▶ _Requirements_
Each line containing the word "JSON" must be collected.

────────────────

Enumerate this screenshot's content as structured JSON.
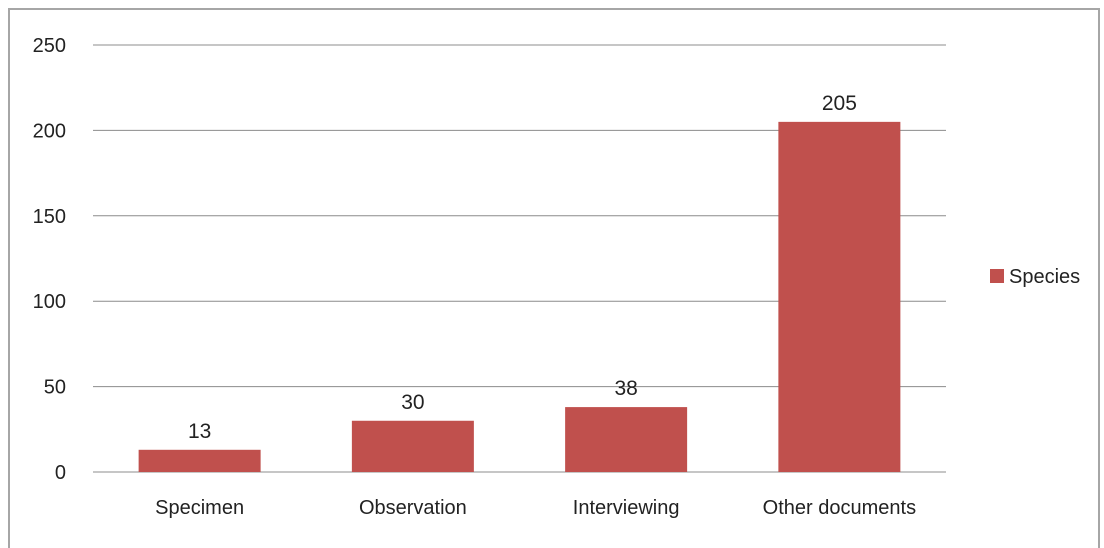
{
  "chart_data": {
    "type": "bar",
    "categories": [
      "Specimen",
      "Observation",
      "Interviewing",
      "Other documents"
    ],
    "series": [
      {
        "name": "Species",
        "values": [
          13,
          30,
          38,
          205
        ],
        "color": "#c0504d"
      }
    ],
    "data_labels": [
      "13",
      "30",
      "38",
      "205"
    ],
    "ylim": [
      0,
      250
    ],
    "yticks": [
      0,
      50,
      100,
      150,
      200,
      250
    ],
    "grid": true,
    "legend_position": "right",
    "legend": {
      "label": "Species"
    }
  }
}
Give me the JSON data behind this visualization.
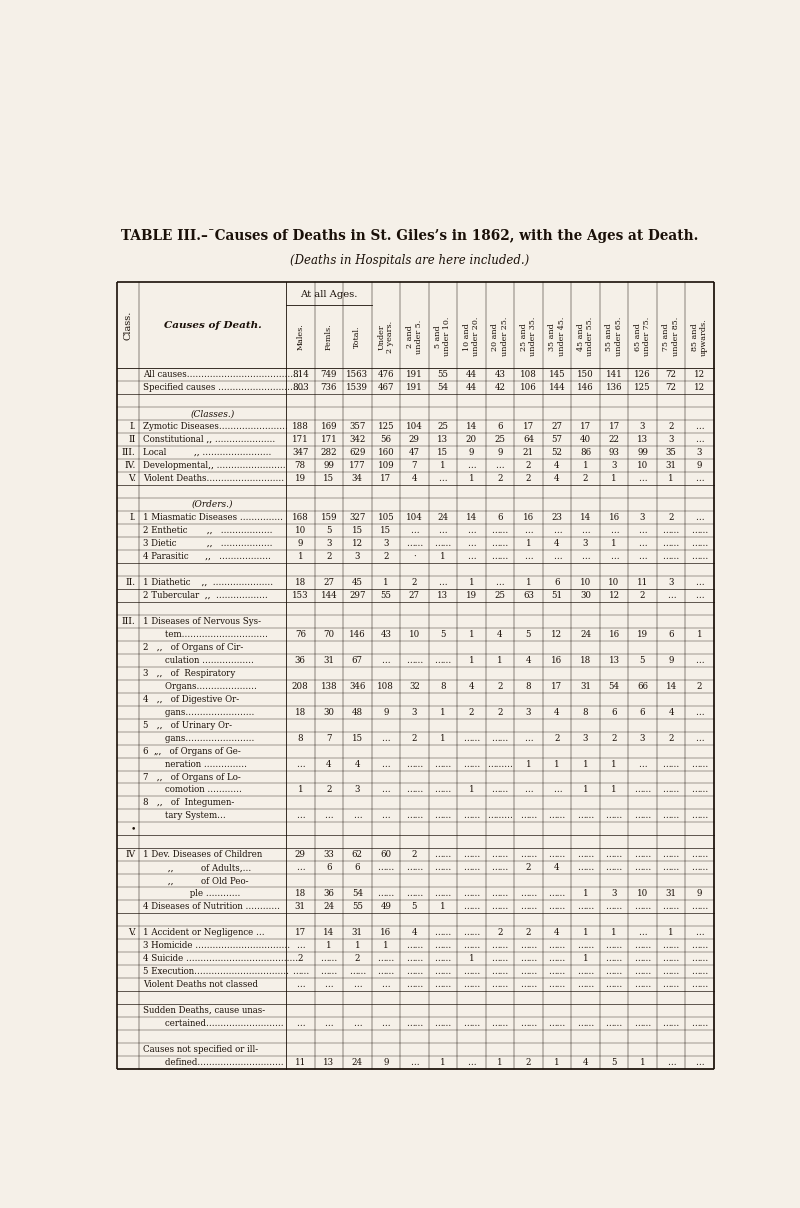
{
  "title": "TABLE III.–¯Causes of Deaths in St. Giles’s in 1862, with the Ages at Death.",
  "subtitle": "(Deaths in Hospitals are here included.)",
  "bg_color": "#f5f0e8",
  "text_color": "#1a1008",
  "rows": [
    {
      "class": "",
      "label": "All causes…………………………………",
      "data": [
        "814",
        "749",
        "1563",
        "476",
        "191",
        "55",
        "44",
        "43",
        "108",
        "145",
        "150",
        "141",
        "126",
        "72",
        "12"
      ],
      "spacer": false,
      "center_label": false
    },
    {
      "class": "",
      "label": "Specified causes …………………………",
      "data": [
        "803",
        "736",
        "1539",
        "467",
        "191",
        "54",
        "44",
        "42",
        "106",
        "144",
        "146",
        "136",
        "125",
        "72",
        "12"
      ],
      "spacer": false,
      "center_label": false
    },
    {
      "class": "",
      "label": "",
      "data": [
        "",
        "",
        "",
        "",
        "",
        "",
        "",
        "",
        "",
        "",
        "",
        "",
        "",
        "",
        ""
      ],
      "spacer": true,
      "center_label": false
    },
    {
      "class": "",
      "label": "(Classes.)",
      "data": [
        "",
        "",
        "",
        "",
        "",
        "",
        "",
        "",
        "",
        "",
        "",
        "",
        "",
        "",
        ""
      ],
      "spacer": false,
      "center_label": true
    },
    {
      "class": "I.",
      "label": "Zymotic Diseases……………………",
      "data": [
        "188",
        "169",
        "357",
        "125",
        "104",
        "25",
        "14",
        "6",
        "17",
        "27",
        "17",
        "17",
        "3",
        "2",
        "…"
      ],
      "spacer": false,
      "center_label": false
    },
    {
      "class": "II",
      "label": "Constitutional ,, …………………",
      "data": [
        "171",
        "171",
        "342",
        "56",
        "29",
        "13",
        "20",
        "25",
        "64",
        "57",
        "40",
        "22",
        "13",
        "3",
        "…"
      ],
      "spacer": false,
      "center_label": false
    },
    {
      "class": "III.",
      "label": "Local          ,, ……………………",
      "data": [
        "347",
        "282",
        "629",
        "160",
        "47",
        "15",
        "9",
        "9",
        "21",
        "52",
        "86",
        "93",
        "99",
        "35",
        "3"
      ],
      "spacer": false,
      "center_label": false
    },
    {
      "class": "IV.",
      "label": "Developmental,, ……………………",
      "data": [
        "78",
        "99",
        "177",
        "109",
        "7",
        "1",
        "…",
        "…",
        "2",
        "4",
        "1",
        "3",
        "10",
        "31",
        "9"
      ],
      "spacer": false,
      "center_label": false
    },
    {
      "class": "V.",
      "label": "Violent Deaths………………………",
      "data": [
        "19",
        "15",
        "34",
        "17",
        "4",
        "…",
        "1",
        "2",
        "2",
        "4",
        "2",
        "1",
        "…",
        "1",
        "…"
      ],
      "spacer": false,
      "center_label": false
    },
    {
      "class": "",
      "label": "",
      "data": [
        "",
        "",
        "",
        "",
        "",
        "",
        "",
        "",
        "",
        "",
        "",
        "",
        "",
        "",
        ""
      ],
      "spacer": true,
      "center_label": false
    },
    {
      "class": "",
      "label": "(Orders.)",
      "data": [
        "",
        "",
        "",
        "",
        "",
        "",
        "",
        "",
        "",
        "",
        "",
        "",
        "",
        "",
        ""
      ],
      "spacer": false,
      "center_label": true
    },
    {
      "class": "I.",
      "label": "1 Miasmatic Diseases ……………",
      "data": [
        "168",
        "159",
        "327",
        "105",
        "104",
        "24",
        "14",
        "6",
        "16",
        "23",
        "14",
        "16",
        "3",
        "2",
        "…"
      ],
      "spacer": false,
      "center_label": false
    },
    {
      "class": "",
      "label": "2 Enthetic       ,,   ………………",
      "data": [
        "10",
        "5",
        "15",
        "15",
        "…",
        "…",
        "…",
        "……",
        "…",
        "…",
        "…",
        "…",
        "…",
        "……",
        "……"
      ],
      "spacer": false,
      "center_label": false
    },
    {
      "class": "",
      "label": "3 Dietic           ,,   ………………",
      "data": [
        "9",
        "3",
        "12",
        "3",
        "……",
        "……",
        "…",
        "……",
        "1",
        "4",
        "3",
        "1",
        "…",
        "……",
        "……"
      ],
      "spacer": false,
      "center_label": false
    },
    {
      "class": "",
      "label": "4 Parasitic      ,,   ………………",
      "data": [
        "1",
        "2",
        "3",
        "2",
        "·",
        "1",
        "…",
        "……",
        "…",
        "…",
        "…",
        "…",
        "…",
        "……",
        "……"
      ],
      "spacer": false,
      "center_label": false
    },
    {
      "class": "",
      "label": "",
      "data": [
        "",
        "",
        "",
        "",
        "",
        "",
        "",
        "",
        "",
        "",
        "",
        "",
        "",
        "",
        ""
      ],
      "spacer": true,
      "center_label": false
    },
    {
      "class": "II.",
      "label": "1 Diathetic    ,,  …………………",
      "data": [
        "18",
        "27",
        "45",
        "1",
        "2",
        "…",
        "1",
        "…",
        "1",
        "6",
        "10",
        "10",
        "11",
        "3",
        "…"
      ],
      "spacer": false,
      "center_label": false
    },
    {
      "class": "",
      "label": "2 Tubercular  ,,  ………………",
      "data": [
        "153",
        "144",
        "297",
        "55",
        "27",
        "13",
        "19",
        "25",
        "63",
        "51",
        "30",
        "12",
        "2",
        "…",
        "…"
      ],
      "spacer": false,
      "center_label": false
    },
    {
      "class": "",
      "label": "",
      "data": [
        "",
        "",
        "",
        "",
        "",
        "",
        "",
        "",
        "",
        "",
        "",
        "",
        "",
        "",
        ""
      ],
      "spacer": true,
      "center_label": false
    },
    {
      "class": "III.",
      "label": "1 Diseases of Nervous Sys-",
      "data": [
        "",
        "",
        "",
        "",
        "",
        "",
        "",
        "",
        "",
        "",
        "",
        "",
        "",
        "",
        ""
      ],
      "spacer": false,
      "center_label": false
    },
    {
      "class": "",
      "label": "        tem…………………………",
      "data": [
        "76",
        "70",
        "146",
        "43",
        "10",
        "5",
        "1",
        "4",
        "5",
        "12",
        "24",
        "16",
        "19",
        "6",
        "1"
      ],
      "spacer": false,
      "center_label": false
    },
    {
      "class": "",
      "label": "2   ,,   of Organs of Cir-",
      "data": [
        "",
        "",
        "",
        "",
        "",
        "",
        "",
        "",
        "",
        "",
        "",
        "",
        "",
        "",
        ""
      ],
      "spacer": false,
      "center_label": false
    },
    {
      "class": "",
      "label": "        culation ………………",
      "data": [
        "36",
        "31",
        "67",
        "…",
        "……",
        "……",
        "1",
        "1",
        "4",
        "16",
        "18",
        "13",
        "5",
        "9",
        "…"
      ],
      "spacer": false,
      "center_label": false
    },
    {
      "class": "",
      "label": "3   ,,   of  Respiratory",
      "data": [
        "",
        "",
        "",
        "",
        "",
        "",
        "",
        "",
        "",
        "",
        "",
        "",
        "",
        "",
        ""
      ],
      "spacer": false,
      "center_label": false
    },
    {
      "class": "",
      "label": "        Organs…………………",
      "data": [
        "208",
        "138",
        "346",
        "108",
        "32",
        "8",
        "4",
        "2",
        "8",
        "17",
        "31",
        "54",
        "66",
        "14",
        "2"
      ],
      "spacer": false,
      "center_label": false
    },
    {
      "class": "",
      "label": "4   ,,   of Digestive Or-",
      "data": [
        "",
        "",
        "",
        "",
        "",
        "",
        "",
        "",
        "",
        "",
        "",
        "",
        "",
        "",
        ""
      ],
      "spacer": false,
      "center_label": false
    },
    {
      "class": "",
      "label": "        gans……………………",
      "data": [
        "18",
        "30",
        "48",
        "9",
        "3",
        "1",
        "2",
        "2",
        "3",
        "4",
        "8",
        "6",
        "6",
        "4",
        "…"
      ],
      "spacer": false,
      "center_label": false
    },
    {
      "class": "",
      "label": "5   ,,   of Urinary Or-",
      "data": [
        "",
        "",
        "",
        "",
        "",
        "",
        "",
        "",
        "",
        "",
        "",
        "",
        "",
        "",
        ""
      ],
      "spacer": false,
      "center_label": false
    },
    {
      "class": "",
      "label": "        gans……………………",
      "data": [
        "8",
        "7",
        "15",
        "…",
        "2",
        "1",
        "……",
        "……",
        "…",
        "2",
        "3",
        "2",
        "3",
        "2",
        "…"
      ],
      "spacer": false,
      "center_label": false
    },
    {
      "class": "",
      "label": "6  „,   of Organs of Ge-",
      "data": [
        "",
        "",
        "",
        "",
        "",
        "",
        "",
        "",
        "",
        "",
        "",
        "",
        "",
        "",
        ""
      ],
      "spacer": false,
      "center_label": false
    },
    {
      "class": "",
      "label": "        neration ……………",
      "data": [
        "…",
        "4",
        "4",
        "…",
        "……",
        "……",
        "……",
        "………",
        "1",
        "1",
        "1",
        "1",
        "…",
        "……",
        "……"
      ],
      "spacer": false,
      "center_label": false
    },
    {
      "class": "",
      "label": "7   ,,   of Organs of Lo-",
      "data": [
        "",
        "",
        "",
        "",
        "",
        "",
        "",
        "",
        "",
        "",
        "",
        "",
        "",
        "",
        ""
      ],
      "spacer": false,
      "center_label": false
    },
    {
      "class": "",
      "label": "        comotion …………",
      "data": [
        "1",
        "2",
        "3",
        "…",
        "……",
        "……",
        "1",
        "……",
        "…",
        "…",
        "1",
        "1",
        "……",
        "……",
        "……"
      ],
      "spacer": false,
      "center_label": false
    },
    {
      "class": "",
      "label": "8   ,,   of  Integumen-",
      "data": [
        "",
        "",
        "",
        "",
        "",
        "",
        "",
        "",
        "",
        "",
        "",
        "",
        "",
        "",
        ""
      ],
      "spacer": false,
      "center_label": false
    },
    {
      "class": "",
      "label": "        tary System…",
      "data": [
        "…",
        "…",
        "…",
        "…",
        "……",
        "……",
        "……",
        "………",
        "……",
        "……",
        "……",
        "……",
        "……",
        "……",
        "……"
      ],
      "spacer": false,
      "center_label": false
    },
    {
      "class": "    •",
      "label": "",
      "data": [
        "",
        "",
        "",
        "",
        "",
        "",
        "",
        "",
        "",
        "",
        "",
        "",
        "",
        "",
        ""
      ],
      "spacer": true,
      "center_label": false
    },
    {
      "class": "",
      "label": "",
      "data": [
        "",
        "",
        "",
        "",
        "",
        "",
        "",
        "",
        "",
        "",
        "",
        "",
        "",
        "",
        ""
      ],
      "spacer": true,
      "center_label": false
    },
    {
      "class": "IV",
      "label": "1 Dev. Diseases of Children",
      "data": [
        "29",
        "33",
        "62",
        "60",
        "2",
        "……",
        "……",
        "……",
        "……",
        "……",
        "……",
        "……",
        "……",
        "……",
        "……"
      ],
      "spacer": false,
      "center_label": false
    },
    {
      "class": "",
      "label": "         ,,          of Adults,…",
      "data": [
        "…",
        "6",
        "6",
        "……",
        "……",
        "……",
        "……",
        "……",
        "2",
        "4",
        "……",
        "……",
        "……",
        "……",
        "……"
      ],
      "spacer": false,
      "center_label": false
    },
    {
      "class": "",
      "label": "         ,,          of Old Peo-",
      "data": [
        "",
        "",
        "",
        "",
        "",
        "",
        "",
        "",
        "",
        "",
        "",
        "",
        "",
        "",
        ""
      ],
      "spacer": false,
      "center_label": false
    },
    {
      "class": "",
      "label": "                 ple …………",
      "data": [
        "18",
        "36",
        "54",
        "……",
        "……",
        "……",
        "……",
        "……",
        "……",
        "……",
        "1",
        "3",
        "10",
        "31",
        "9"
      ],
      "spacer": false,
      "center_label": false
    },
    {
      "class": "",
      "label": "4 Diseases of Nutrition …………",
      "data": [
        "31",
        "24",
        "55",
        "49",
        "5",
        "1",
        "……",
        "……",
        "……",
        "……",
        "……",
        "……",
        "……",
        "……",
        "……"
      ],
      "spacer": false,
      "center_label": false
    },
    {
      "class": "",
      "label": "",
      "data": [
        "",
        "",
        "",
        "",
        "",
        "",
        "",
        "",
        "",
        "",
        "",
        "",
        "",
        "",
        ""
      ],
      "spacer": true,
      "center_label": false
    },
    {
      "class": "V.",
      "label": "1 Accident or Negligence …",
      "data": [
        "17",
        "14",
        "31",
        "16",
        "4",
        "……",
        "……",
        "2",
        "2",
        "4",
        "1",
        "1",
        "…",
        "1",
        "…"
      ],
      "spacer": false,
      "center_label": false
    },
    {
      "class": "",
      "label": "3 Homicide ……………………………",
      "data": [
        "…",
        "1",
        "1",
        "1",
        "……",
        "……",
        "……",
        "……",
        "……",
        "……",
        "……",
        "……",
        "……",
        "……",
        "……"
      ],
      "spacer": false,
      "center_label": false
    },
    {
      "class": "",
      "label": "4 Suicide …………………………………",
      "data": [
        "2",
        "……",
        "2",
        "……",
        "……",
        "……",
        "1",
        "……",
        "……",
        "……",
        "1",
        "……",
        "……",
        "……",
        "……"
      ],
      "spacer": false,
      "center_label": false
    },
    {
      "class": "",
      "label": "5 Execution……………………………",
      "data": [
        "……",
        "……",
        "……",
        "……",
        "……",
        "……",
        "……",
        "……",
        "……",
        "……",
        "……",
        "……",
        "……",
        "……",
        "……"
      ],
      "spacer": false,
      "center_label": false
    },
    {
      "class": "",
      "label": "Violent Deaths not classed",
      "data": [
        "…",
        "…",
        "…",
        "…",
        "……",
        "……",
        "……",
        "……",
        "……",
        "……",
        "……",
        "……",
        "……",
        "……",
        "……"
      ],
      "spacer": false,
      "center_label": false
    },
    {
      "class": "",
      "label": "",
      "data": [
        "",
        "",
        "",
        "",
        "",
        "",
        "",
        "",
        "",
        "",
        "",
        "",
        "",
        "",
        ""
      ],
      "spacer": true,
      "center_label": false
    },
    {
      "class": "",
      "label": "Sudden Deaths, cause unas-",
      "data": [
        "",
        "",
        "",
        "",
        "",
        "",
        "",
        "",
        "",
        "",
        "",
        "",
        "",
        "",
        ""
      ],
      "spacer": false,
      "center_label": false
    },
    {
      "class": "",
      "label": "        certained………………………",
      "data": [
        "…",
        "…",
        "…",
        "…",
        "……",
        "……",
        "……",
        "……",
        "……",
        "……",
        "……",
        "……",
        "……",
        "……",
        "……"
      ],
      "spacer": false,
      "center_label": false
    },
    {
      "class": "",
      "label": "",
      "data": [
        "",
        "",
        "",
        "",
        "",
        "",
        "",
        "",
        "",
        "",
        "",
        "",
        "",
        "",
        ""
      ],
      "spacer": true,
      "center_label": false
    },
    {
      "class": "",
      "label": "Causes not specified or ill-",
      "data": [
        "",
        "",
        "",
        "",
        "",
        "",
        "",
        "",
        "",
        "",
        "",
        "",
        "",
        "",
        ""
      ],
      "spacer": false,
      "center_label": false
    },
    {
      "class": "",
      "label": "        defined…………………………",
      "data": [
        "11",
        "13",
        "24",
        "9",
        "…",
        "1",
        "…",
        "1",
        "2",
        "1",
        "4",
        "5",
        "1",
        "…",
        "…"
      ],
      "spacer": false,
      "center_label": false
    }
  ]
}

────────────────

▶ _Solution for this task_
Enumerate this screenshot's content as structured JSON.
Give me the JSON data behind this visualization.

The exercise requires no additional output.